▶ [Exercise material]
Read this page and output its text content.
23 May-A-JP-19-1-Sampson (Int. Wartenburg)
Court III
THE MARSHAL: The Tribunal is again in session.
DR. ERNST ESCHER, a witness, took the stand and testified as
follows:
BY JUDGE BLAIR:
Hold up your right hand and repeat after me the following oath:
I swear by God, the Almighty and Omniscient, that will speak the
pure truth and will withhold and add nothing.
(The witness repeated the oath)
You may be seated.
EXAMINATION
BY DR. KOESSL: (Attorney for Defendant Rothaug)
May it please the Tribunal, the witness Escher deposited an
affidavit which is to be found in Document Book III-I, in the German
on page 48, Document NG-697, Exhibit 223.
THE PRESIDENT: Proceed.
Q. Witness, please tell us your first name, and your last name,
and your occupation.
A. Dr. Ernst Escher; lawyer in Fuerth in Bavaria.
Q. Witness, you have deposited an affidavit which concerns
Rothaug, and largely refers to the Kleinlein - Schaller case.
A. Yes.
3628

▶ [What you should do]
Looking at the records above, report how many lines contain the word "Rothaug". Answer with the number only.

▶ [Output for this exercise]
2